WHAT THE TASK REQUIRES
Scan the entries below. List each line with "screenshot".

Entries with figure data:
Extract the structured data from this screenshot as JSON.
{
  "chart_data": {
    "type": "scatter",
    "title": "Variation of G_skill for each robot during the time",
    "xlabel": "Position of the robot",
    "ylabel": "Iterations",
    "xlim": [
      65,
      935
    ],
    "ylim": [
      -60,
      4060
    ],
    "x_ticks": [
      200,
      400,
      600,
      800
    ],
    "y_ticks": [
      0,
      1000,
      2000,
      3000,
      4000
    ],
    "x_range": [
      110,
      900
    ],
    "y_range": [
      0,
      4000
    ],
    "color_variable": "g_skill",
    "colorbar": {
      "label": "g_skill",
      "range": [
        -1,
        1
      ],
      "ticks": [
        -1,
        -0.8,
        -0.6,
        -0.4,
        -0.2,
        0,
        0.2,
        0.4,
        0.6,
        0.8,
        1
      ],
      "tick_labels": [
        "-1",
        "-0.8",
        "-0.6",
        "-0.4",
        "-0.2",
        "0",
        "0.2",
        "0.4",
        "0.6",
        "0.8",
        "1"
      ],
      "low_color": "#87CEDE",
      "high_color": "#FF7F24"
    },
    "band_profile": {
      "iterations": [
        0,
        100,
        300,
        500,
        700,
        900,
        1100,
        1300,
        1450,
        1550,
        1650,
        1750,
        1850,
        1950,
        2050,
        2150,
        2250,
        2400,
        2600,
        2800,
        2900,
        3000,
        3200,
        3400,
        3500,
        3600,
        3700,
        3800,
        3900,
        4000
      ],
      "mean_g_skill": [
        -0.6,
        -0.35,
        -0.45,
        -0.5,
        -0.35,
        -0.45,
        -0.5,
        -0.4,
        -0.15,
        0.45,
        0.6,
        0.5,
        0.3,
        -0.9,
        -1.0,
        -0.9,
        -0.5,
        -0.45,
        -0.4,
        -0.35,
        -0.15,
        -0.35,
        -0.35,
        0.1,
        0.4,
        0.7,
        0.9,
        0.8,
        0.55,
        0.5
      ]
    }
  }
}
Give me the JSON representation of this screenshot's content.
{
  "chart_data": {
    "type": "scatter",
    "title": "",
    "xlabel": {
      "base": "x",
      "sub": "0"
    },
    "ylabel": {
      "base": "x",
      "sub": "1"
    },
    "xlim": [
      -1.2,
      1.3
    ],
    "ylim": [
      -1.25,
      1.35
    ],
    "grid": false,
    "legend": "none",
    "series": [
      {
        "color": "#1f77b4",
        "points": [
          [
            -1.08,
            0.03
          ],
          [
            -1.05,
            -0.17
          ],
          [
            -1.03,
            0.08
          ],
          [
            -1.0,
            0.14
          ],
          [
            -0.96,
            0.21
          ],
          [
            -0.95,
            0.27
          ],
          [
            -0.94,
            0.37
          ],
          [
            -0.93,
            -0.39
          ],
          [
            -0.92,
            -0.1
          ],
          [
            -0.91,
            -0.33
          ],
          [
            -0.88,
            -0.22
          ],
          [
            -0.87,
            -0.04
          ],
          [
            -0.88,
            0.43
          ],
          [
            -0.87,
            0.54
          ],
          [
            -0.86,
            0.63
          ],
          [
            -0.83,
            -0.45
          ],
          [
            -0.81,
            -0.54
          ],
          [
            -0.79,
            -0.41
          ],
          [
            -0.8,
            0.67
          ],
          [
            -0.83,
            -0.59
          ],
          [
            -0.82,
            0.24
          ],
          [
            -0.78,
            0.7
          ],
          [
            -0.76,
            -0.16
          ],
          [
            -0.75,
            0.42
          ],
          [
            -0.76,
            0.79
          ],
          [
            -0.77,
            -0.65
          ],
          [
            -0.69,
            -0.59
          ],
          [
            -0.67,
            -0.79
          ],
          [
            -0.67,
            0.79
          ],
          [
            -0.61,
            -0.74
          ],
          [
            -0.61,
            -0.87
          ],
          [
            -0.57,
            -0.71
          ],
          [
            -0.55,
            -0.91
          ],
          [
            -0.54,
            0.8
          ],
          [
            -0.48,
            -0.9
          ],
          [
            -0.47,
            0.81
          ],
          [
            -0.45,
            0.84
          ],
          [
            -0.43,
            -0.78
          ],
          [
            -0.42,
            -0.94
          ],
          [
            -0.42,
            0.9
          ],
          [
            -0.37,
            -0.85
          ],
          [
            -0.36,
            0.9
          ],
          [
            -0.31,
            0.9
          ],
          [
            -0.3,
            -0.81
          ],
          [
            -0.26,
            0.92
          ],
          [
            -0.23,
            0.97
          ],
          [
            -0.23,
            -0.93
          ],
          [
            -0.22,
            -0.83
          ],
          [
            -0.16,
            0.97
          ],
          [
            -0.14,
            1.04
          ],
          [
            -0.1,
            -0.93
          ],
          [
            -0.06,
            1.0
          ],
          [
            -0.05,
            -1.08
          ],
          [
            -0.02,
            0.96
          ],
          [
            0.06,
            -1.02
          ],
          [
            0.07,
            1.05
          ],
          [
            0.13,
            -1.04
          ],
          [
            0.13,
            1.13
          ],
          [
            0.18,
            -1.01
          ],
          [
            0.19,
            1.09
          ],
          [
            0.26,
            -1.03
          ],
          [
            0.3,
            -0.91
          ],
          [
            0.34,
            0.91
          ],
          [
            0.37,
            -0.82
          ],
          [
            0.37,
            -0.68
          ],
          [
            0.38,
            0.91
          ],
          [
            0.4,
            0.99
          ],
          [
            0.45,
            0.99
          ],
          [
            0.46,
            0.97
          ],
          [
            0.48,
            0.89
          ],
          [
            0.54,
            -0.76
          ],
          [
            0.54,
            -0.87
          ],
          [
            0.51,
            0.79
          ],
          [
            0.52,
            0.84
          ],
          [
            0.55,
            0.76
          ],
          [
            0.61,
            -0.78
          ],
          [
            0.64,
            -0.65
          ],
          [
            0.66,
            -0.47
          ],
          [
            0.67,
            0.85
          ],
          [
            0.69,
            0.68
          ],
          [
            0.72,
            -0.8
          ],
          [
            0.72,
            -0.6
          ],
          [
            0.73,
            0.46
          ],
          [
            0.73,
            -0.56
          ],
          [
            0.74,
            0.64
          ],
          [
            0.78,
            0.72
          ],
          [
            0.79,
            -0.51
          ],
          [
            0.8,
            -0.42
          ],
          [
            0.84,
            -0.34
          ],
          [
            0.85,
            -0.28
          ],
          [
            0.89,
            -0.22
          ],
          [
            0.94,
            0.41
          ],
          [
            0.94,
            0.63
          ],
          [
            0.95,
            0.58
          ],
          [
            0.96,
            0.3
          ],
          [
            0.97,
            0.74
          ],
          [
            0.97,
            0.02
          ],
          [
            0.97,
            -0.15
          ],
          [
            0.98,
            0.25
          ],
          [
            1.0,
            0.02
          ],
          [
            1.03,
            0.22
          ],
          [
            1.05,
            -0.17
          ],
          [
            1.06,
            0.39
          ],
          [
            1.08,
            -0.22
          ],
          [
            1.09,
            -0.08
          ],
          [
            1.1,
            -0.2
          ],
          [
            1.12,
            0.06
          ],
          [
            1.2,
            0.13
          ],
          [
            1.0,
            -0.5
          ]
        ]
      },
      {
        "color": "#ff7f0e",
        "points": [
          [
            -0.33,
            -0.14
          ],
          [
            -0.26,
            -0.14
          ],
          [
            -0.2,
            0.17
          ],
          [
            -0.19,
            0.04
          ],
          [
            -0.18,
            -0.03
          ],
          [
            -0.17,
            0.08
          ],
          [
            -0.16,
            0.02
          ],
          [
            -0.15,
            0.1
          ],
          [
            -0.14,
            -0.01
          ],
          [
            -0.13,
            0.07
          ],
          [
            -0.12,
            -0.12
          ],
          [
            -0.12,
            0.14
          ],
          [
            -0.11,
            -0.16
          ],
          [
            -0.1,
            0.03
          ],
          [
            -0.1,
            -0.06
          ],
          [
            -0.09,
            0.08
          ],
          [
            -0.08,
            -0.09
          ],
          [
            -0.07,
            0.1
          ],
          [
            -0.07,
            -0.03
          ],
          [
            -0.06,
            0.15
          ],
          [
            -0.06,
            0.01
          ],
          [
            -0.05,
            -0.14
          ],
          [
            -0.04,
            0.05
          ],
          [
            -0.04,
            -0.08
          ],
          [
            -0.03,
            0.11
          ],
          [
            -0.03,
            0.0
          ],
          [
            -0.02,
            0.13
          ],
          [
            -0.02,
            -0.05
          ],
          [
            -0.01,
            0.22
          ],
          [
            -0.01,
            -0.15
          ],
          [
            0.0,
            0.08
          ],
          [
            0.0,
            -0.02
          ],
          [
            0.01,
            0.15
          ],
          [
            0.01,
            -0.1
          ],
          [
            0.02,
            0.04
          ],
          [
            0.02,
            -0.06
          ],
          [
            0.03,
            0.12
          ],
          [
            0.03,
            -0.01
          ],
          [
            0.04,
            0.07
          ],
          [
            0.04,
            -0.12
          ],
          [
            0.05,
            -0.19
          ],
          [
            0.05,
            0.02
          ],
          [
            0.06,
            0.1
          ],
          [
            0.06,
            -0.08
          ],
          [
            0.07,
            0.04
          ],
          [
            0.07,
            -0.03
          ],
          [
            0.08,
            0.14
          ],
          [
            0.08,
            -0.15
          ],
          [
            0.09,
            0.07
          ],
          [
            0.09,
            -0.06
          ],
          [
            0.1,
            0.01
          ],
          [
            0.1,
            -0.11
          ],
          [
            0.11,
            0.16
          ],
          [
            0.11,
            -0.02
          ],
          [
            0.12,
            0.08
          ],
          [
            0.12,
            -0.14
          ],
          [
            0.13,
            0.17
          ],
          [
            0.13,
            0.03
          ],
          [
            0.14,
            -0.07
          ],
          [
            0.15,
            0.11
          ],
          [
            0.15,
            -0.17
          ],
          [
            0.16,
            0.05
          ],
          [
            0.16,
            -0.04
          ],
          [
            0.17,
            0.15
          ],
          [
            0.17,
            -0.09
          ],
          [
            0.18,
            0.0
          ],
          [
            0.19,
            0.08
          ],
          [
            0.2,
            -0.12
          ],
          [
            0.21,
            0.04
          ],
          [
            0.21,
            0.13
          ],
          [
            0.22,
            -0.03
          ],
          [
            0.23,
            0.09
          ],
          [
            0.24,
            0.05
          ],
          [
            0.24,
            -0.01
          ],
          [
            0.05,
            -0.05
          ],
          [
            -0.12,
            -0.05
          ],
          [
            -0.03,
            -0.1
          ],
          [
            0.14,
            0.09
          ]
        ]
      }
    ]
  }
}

CORRECT RESULT
Extract the structured data from this screenshot as JSON.
Give me the JSON representation of this screenshot's content.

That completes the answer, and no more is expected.